■ WHAT YOU NEED TO DO
Gather all lines from the material that contain the word "SRMTID".

● ● ●

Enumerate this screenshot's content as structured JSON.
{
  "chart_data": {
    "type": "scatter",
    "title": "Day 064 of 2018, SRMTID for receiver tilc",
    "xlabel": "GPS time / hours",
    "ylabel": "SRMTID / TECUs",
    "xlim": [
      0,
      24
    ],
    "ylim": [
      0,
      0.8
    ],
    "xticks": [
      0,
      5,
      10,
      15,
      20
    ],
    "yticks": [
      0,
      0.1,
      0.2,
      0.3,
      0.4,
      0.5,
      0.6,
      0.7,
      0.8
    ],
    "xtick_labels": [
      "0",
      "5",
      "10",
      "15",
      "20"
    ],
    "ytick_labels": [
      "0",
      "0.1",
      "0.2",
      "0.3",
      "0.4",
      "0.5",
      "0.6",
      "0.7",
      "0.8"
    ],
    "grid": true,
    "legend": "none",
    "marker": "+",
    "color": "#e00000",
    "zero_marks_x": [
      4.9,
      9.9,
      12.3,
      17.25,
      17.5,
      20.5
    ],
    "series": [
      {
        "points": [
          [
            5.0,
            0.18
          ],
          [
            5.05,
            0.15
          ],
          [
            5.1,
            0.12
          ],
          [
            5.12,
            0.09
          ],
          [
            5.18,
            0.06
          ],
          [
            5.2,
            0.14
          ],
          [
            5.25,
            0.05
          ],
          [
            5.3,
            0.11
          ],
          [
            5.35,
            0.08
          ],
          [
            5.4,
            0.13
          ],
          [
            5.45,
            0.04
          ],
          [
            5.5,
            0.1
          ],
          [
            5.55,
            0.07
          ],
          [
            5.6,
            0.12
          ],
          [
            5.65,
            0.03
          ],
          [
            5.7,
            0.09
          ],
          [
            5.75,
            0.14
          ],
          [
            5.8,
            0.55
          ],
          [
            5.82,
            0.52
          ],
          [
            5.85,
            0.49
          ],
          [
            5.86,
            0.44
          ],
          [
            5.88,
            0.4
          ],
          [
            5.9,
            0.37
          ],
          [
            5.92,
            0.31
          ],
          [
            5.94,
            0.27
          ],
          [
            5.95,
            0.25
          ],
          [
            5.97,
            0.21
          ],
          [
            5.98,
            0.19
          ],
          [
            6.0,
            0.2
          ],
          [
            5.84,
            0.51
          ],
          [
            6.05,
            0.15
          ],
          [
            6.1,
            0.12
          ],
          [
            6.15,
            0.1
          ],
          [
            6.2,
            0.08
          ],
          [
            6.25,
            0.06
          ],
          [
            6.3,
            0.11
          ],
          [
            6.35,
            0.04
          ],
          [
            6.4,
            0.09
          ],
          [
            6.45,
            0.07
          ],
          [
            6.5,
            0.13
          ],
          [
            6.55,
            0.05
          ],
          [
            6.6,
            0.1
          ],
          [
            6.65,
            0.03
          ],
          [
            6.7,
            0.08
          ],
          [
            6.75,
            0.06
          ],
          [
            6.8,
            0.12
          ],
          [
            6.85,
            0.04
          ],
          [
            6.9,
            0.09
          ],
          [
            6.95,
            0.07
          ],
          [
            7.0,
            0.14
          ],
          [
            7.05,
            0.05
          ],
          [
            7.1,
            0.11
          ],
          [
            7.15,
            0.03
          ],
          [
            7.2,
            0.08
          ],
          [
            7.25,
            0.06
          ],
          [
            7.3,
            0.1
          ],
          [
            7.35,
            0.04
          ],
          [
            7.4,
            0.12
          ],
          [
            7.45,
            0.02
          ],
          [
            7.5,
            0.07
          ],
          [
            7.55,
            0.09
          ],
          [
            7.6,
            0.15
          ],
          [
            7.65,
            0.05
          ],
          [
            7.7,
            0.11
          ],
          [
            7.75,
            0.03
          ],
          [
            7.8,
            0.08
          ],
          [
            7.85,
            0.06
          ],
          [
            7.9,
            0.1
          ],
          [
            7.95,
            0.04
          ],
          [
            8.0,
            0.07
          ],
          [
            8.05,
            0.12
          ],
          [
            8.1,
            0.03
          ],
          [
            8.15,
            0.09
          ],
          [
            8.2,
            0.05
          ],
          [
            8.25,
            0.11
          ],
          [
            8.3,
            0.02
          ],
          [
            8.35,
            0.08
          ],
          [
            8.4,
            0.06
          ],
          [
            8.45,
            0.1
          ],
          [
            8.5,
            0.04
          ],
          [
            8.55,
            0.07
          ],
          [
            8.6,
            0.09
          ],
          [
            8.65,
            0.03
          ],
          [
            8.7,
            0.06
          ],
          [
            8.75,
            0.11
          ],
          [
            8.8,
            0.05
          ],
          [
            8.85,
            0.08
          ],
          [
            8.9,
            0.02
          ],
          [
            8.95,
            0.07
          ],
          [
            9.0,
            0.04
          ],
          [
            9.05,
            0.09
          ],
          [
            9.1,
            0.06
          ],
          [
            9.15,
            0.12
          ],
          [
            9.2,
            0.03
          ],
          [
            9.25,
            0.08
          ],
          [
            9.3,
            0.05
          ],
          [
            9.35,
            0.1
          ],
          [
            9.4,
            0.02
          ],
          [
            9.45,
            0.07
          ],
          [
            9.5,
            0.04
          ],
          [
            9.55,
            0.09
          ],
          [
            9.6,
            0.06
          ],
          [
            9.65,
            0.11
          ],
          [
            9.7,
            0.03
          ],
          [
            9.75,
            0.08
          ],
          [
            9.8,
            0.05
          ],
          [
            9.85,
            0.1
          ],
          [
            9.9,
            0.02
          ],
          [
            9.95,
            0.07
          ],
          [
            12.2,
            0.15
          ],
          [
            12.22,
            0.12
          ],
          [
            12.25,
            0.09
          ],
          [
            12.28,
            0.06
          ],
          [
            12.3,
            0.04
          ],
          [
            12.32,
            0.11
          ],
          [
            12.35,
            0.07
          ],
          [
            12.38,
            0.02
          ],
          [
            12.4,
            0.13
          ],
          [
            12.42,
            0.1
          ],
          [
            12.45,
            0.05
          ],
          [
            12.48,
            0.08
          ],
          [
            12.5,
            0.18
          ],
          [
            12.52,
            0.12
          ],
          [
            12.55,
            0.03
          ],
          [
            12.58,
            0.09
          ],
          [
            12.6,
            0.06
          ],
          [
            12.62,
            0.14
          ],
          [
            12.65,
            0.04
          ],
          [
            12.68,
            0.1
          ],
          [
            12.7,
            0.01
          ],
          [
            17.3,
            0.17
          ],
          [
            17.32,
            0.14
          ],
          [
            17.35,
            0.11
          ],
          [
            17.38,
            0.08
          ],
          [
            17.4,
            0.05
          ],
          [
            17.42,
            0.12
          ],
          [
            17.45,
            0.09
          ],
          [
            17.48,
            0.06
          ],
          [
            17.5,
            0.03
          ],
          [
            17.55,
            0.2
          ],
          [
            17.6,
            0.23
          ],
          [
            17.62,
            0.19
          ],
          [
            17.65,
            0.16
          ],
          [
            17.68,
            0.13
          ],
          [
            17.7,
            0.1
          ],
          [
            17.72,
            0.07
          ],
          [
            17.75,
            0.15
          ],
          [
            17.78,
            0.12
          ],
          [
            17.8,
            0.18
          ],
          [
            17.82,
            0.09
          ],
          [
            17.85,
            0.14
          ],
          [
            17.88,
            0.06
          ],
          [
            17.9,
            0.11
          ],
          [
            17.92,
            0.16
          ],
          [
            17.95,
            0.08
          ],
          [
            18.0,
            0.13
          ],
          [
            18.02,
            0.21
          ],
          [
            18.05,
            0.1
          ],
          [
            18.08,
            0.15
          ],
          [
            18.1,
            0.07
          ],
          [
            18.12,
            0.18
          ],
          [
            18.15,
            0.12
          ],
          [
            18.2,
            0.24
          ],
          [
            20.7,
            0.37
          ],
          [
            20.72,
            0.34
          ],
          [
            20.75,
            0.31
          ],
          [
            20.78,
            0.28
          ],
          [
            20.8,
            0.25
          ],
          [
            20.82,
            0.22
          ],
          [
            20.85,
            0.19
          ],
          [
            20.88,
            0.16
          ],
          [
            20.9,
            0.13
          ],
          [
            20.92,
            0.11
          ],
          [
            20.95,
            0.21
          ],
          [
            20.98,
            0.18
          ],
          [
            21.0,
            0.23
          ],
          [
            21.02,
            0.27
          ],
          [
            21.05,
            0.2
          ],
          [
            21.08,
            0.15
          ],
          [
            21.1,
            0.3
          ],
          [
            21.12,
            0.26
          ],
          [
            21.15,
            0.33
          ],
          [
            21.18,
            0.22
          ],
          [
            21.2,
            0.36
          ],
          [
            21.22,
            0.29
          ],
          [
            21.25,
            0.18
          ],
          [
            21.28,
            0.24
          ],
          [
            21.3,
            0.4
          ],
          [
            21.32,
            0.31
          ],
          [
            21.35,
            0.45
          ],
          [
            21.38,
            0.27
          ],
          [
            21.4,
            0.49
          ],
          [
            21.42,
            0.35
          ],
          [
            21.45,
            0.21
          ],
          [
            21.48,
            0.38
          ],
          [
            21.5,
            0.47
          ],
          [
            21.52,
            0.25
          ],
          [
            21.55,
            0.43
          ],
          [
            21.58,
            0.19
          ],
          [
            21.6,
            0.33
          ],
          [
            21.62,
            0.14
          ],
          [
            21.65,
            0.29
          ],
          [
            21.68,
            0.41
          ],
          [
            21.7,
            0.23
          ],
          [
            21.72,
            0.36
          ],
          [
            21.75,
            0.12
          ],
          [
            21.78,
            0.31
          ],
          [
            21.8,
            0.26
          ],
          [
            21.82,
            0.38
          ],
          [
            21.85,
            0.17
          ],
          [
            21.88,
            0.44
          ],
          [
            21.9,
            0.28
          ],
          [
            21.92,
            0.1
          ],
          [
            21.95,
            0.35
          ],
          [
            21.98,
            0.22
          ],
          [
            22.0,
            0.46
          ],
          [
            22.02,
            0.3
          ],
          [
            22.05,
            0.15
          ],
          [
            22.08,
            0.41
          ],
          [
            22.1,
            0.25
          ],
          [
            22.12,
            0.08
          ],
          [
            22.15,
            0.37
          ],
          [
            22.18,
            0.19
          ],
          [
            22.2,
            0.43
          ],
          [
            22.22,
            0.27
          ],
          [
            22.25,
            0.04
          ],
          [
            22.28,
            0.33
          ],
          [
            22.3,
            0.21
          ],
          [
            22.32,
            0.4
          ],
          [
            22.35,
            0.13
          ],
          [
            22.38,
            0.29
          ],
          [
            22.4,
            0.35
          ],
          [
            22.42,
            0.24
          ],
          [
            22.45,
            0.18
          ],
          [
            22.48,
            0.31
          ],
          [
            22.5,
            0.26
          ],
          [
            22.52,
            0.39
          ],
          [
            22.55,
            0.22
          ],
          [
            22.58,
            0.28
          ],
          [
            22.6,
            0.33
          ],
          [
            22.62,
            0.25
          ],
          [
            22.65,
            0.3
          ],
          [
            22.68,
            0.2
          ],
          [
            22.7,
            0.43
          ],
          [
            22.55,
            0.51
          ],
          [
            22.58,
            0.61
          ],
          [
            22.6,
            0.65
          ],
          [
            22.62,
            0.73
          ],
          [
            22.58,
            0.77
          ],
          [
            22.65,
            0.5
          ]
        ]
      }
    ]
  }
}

● ● ●

■ RESULT OF THE EXERCISE
    "title": "Day 064 of 2018, SRMTID for receiver tilc",
    "ylabel": "SRMTID / TECUs",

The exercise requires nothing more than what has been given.